--- What the exercise asks ---
From the entries that follow, pick out all lines holding "user".

Entries taken from a collection
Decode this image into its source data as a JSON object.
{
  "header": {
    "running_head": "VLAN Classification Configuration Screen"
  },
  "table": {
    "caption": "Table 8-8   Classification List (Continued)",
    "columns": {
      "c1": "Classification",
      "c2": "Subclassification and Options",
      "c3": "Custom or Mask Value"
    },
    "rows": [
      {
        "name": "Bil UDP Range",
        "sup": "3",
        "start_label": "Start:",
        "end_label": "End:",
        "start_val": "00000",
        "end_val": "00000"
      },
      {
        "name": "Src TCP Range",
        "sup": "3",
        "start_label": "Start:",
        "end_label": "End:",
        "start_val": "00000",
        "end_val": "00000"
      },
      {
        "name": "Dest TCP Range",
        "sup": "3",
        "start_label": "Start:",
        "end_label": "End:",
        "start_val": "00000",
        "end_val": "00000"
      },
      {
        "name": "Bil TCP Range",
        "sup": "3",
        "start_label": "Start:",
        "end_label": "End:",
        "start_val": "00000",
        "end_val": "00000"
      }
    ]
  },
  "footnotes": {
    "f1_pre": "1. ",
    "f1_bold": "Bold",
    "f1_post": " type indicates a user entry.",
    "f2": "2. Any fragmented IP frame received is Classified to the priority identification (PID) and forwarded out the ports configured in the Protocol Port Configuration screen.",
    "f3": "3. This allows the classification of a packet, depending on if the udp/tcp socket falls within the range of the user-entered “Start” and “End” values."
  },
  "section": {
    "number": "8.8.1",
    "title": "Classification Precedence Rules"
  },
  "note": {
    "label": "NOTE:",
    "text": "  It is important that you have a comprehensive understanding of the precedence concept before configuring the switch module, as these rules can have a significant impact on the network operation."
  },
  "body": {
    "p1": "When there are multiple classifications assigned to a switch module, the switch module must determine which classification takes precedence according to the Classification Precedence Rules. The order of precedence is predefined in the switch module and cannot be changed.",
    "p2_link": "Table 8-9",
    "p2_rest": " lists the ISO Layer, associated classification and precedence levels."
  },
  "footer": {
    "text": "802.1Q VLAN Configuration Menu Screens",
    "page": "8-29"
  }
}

--- Exercise solution ---
    "f1_post": " type indicates a user entry.",
    "f3": "3. This allows the classification of a packet, depending on if the udp/tcp socket falls within the range of the user-entered “Start” and “End” values."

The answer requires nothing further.